▶ **GOAL OF THE EXERCISE**
Could you output every line of the entries below as a Markdown table with the columns No. and Line, numbering each row and skipping any blank lines? Leave the pictures out of the table.

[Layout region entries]
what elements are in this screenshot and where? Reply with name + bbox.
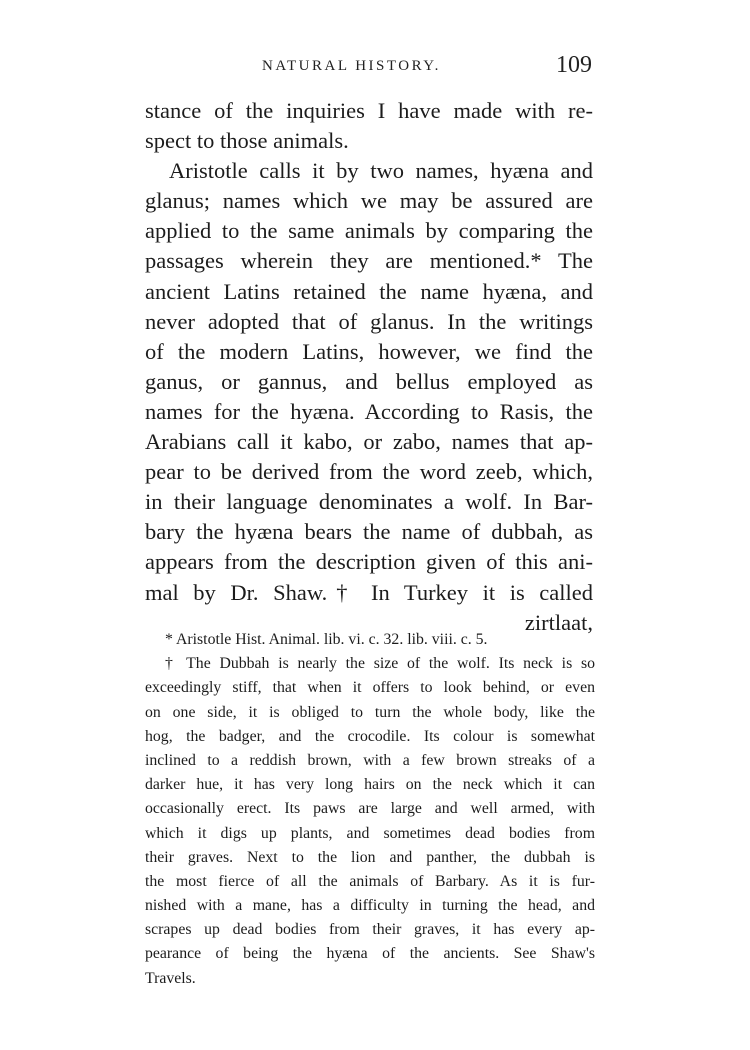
footnote-1: * Aristotle Hist. Animal. lib. vi. c. 32. lib. viii. c. 5. <box>165 631 488 648</box>
footnote-line: scrapes up dead bodies from their graves, it has every ap- <box>145 921 595 939</box>
body-line: never adopted that of glanus. In the writings <box>145 308 593 334</box>
footnote-line: their graves. Next to the lion and panther, the dubbah is <box>145 848 595 866</box>
footnote-line: pearance of being the hyæna of the ancients. See Shaw's <box>145 945 595 963</box>
footnote-line: the most fierce of all the animals of Barbary. As it is fur- <box>145 872 595 890</box>
catchword: zirtlaat, <box>524 609 593 635</box>
body-line: Aristotle calls it by two names, hyæna and <box>169 158 593 184</box>
body-line: in their language denominates a wolf. In Bar- <box>145 489 593 515</box>
body-line: passages wherein they are mentioned.* The <box>145 248 593 274</box>
body-line: appears from the description given of this ani- <box>145 549 593 575</box>
footnote-line: nished with a mane, has a difficulty in turning the head, and <box>145 897 595 915</box>
footnote-line: which it digs up plants, and sometimes dead bodies from <box>145 824 595 842</box>
body-text <box>145 96 593 638</box>
page-number: 109 <box>556 52 592 78</box>
footnote-line: hog, the badger, and the crocodile. Its colour is somewhat <box>145 727 595 745</box>
body-line: Arabians call it kabo, or zabo, names that ap- <box>145 429 593 455</box>
footnote-line: exceedingly stiff, that when it offers to look behind, or even <box>145 679 595 697</box>
running-head: NATURAL HISTORY. <box>262 58 441 74</box>
body-line: glanus; names which we may be assured are <box>145 188 593 214</box>
body-line: pear to be derived from the word zeeb, which, <box>145 459 593 485</box>
body-line: bary the hyæna bears the name of dubbah, as <box>145 519 593 545</box>
body-line: applied to the same animals by comparing the <box>145 218 593 244</box>
body-line: ancient Latins retained the name hyæna, and <box>145 278 593 304</box>
body-line: names for the hyæna. According to Rasis, the <box>145 398 593 424</box>
body-line: stance of the inquiries I have made with re- <box>145 98 593 123</box>
footnote-line: occasionally erect. Its paws are large and well armed, with <box>145 800 595 818</box>
footnotes <box>145 628 595 991</box>
body-line: spect to those animals. <box>145 128 349 154</box>
footnote-line: † The Dubbah is nearly the size of the wolf. Its neck is so <box>165 655 595 673</box>
body-line: ganus, or gannus, and bellus employed as <box>145 368 593 394</box>
body-line: of the modern Latins, however, we find the <box>145 338 593 364</box>
footnote-line: inclined to a reddish brown, with a few brown streaks of a <box>145 751 595 769</box>
body-line: mal by Dr. Shaw.† In Turkey it is called <box>145 579 593 605</box>
footnote-line: Travels. <box>145 969 196 987</box>
footnote-line: on one side, it is obliged to turn the whole body, like the <box>145 703 595 721</box>
footnote-line: darker hue, it has very long hairs on the neck which it can <box>145 776 595 794</box>
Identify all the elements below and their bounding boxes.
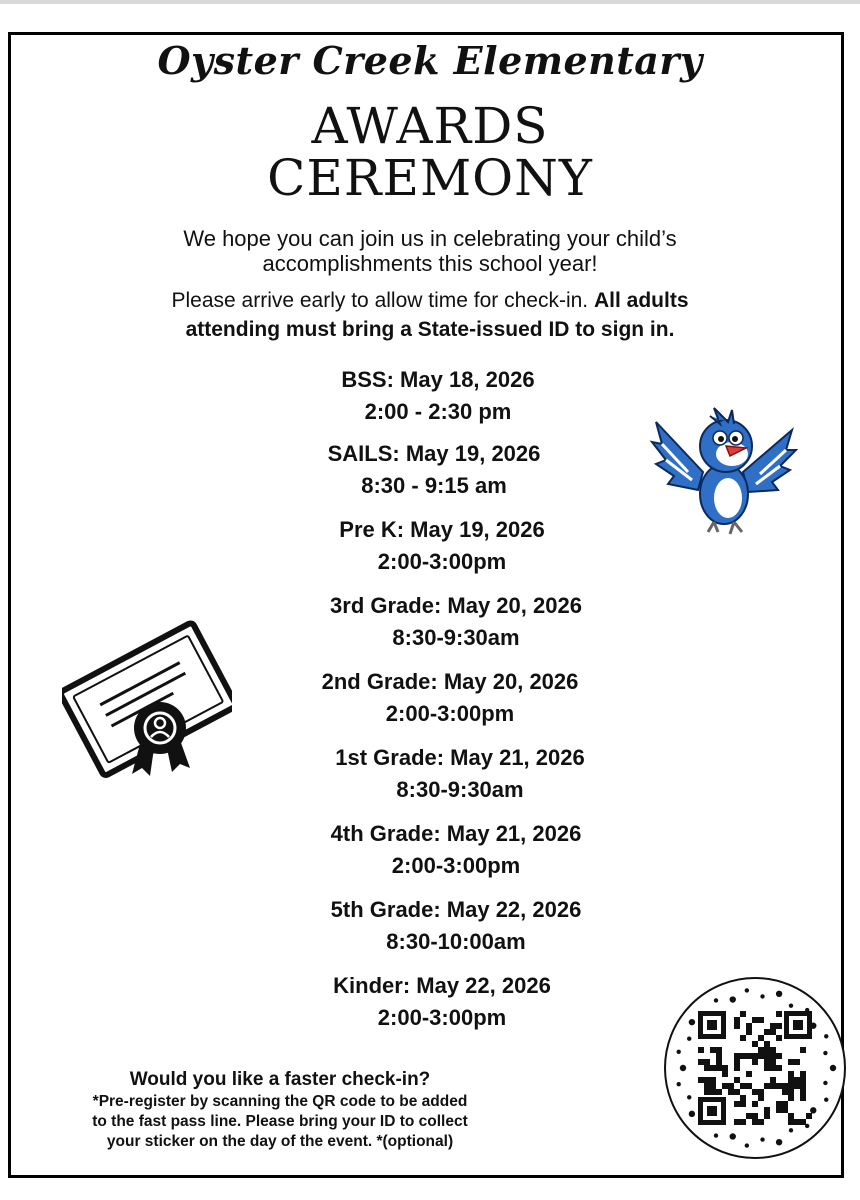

▶ **CORRECT OUTPUT**
| No. | Line |
|---|---|
| 1 | what elements are in this screenshot and where? Reply with name + bbox. |
| 2 | footnote-1: * Aristotle Hist. Animal. lib. vi. c. 32. lib. viii. c. 5. <box>165 631 488 648</box> |
| 3 | footnote-line: scrapes up dead bodies from their graves, it has every ap- <box>145 921 595 939</box> |
| 4 | body-line: never adopted that of glanus. In the writings <box>145 308 593 334</box> |
| 5 | footnote-line: their graves. Next to the lion and panther, the dubbah is <box>145 848 595 866</box> |
| 6 | footnote-line: pearance of being the hyæna of the ancients. See Shaw's <box>145 945 595 963</box> |
| 7 | footnote-line: the most fierce of all the animals of Barbary. As it is fur- <box>145 872 595 890</box> |
| 8 | catchword: zirtlaat, <box>524 609 593 635</box> |
| 9 | body-line: Aristotle calls it by two names, hyæna and <box>169 158 593 184</box> |
| 10 | body-line: in their language denominates a wolf. In Bar- <box>145 489 593 515</box> |
| 11 | body-line: passages wherein they are mentioned.* The <box>145 248 593 274</box> |
| 12 | body-line: appears from the description given of this ani- <box>145 549 593 575</box> |
| 13 | footnote-line: nished with a mane, has a difficulty in turning the head, and <box>145 897 595 915</box> |
| 14 | footnote-line: which it digs up plants, and sometimes dead bodies from <box>145 824 595 842</box> |
| 15 | body-text <box>145 96 593 638</box> |
| 16 | page-number: 109 <box>556 52 592 78</box> |
| 17 | footnote-line: hog, the badger, and the crocodile. Its colour is somewhat <box>145 727 595 745</box> |
| 18 | body-line: Arabians call it kabo, or zabo, names that ap- <box>145 429 593 455</box> |
| 19 | footnote-line: exceedingly stiff, that when it offers to look behind, or even <box>145 679 595 697</box> |
| 20 | running-head: NATURAL HISTORY. <box>262 58 441 74</box> |
| 21 | body-line: glanus; names which we may be assured are <box>145 188 593 214</box> |
| 22 | body-line: pear to be derived from the word zeeb, which, <box>145 459 593 485</box> |
| 23 | body-line: bary the hyæna bears the name of dubbah, as <box>145 519 593 545</box> |
| 24 | body-line: applied to the same animals by comparing the <box>145 218 593 244</box> |
| 25 | body-line: ancient Latins retained the name hyæna, and <box>145 278 593 304</box> |
| 26 | body-line: names for the hyæna. According to Rasis, the <box>145 398 593 424</box> |
| 27 | body-line: stance of the inquiries I have made with re- <box>145 98 593 123</box> |
| 28 | footnote-line: occasionally erect. Its paws are large and well armed, with <box>145 800 595 818</box> |
| 29 | footnotes <box>145 628 595 991</box> |
| 30 | body-line: spect to those animals. <box>145 128 349 154</box> |
| 31 | footnote-line: † The Dubbah is nearly the size of the wolf. Its neck is so <box>165 655 595 673</box> |
| 32 | body-line: ganus, or gannus, and bellus employed as <box>145 368 593 394</box> |
| 33 | body-line: of the modern Latins, however, we find the <box>145 338 593 364</box> |
| 34 | footnote-line: inclined to a reddish brown, with a few brown streaks of a <box>145 751 595 769</box> |
| 35 | body-line: mal by Dr. Shaw.† In Turkey it is called <box>145 579 593 605</box> |
| 36 | footnote-line: Travels. <box>145 969 196 987</box> |
| 37 | footnote-line: on one side, it is obliged to turn the whole body, like the <box>145 703 595 721</box> |
| 38 | footnote-line: darker hue, it has very long hairs on the neck which it can <box>145 776 595 794</box> |
| 39 | Identify all the elements below and their bounding boxes. |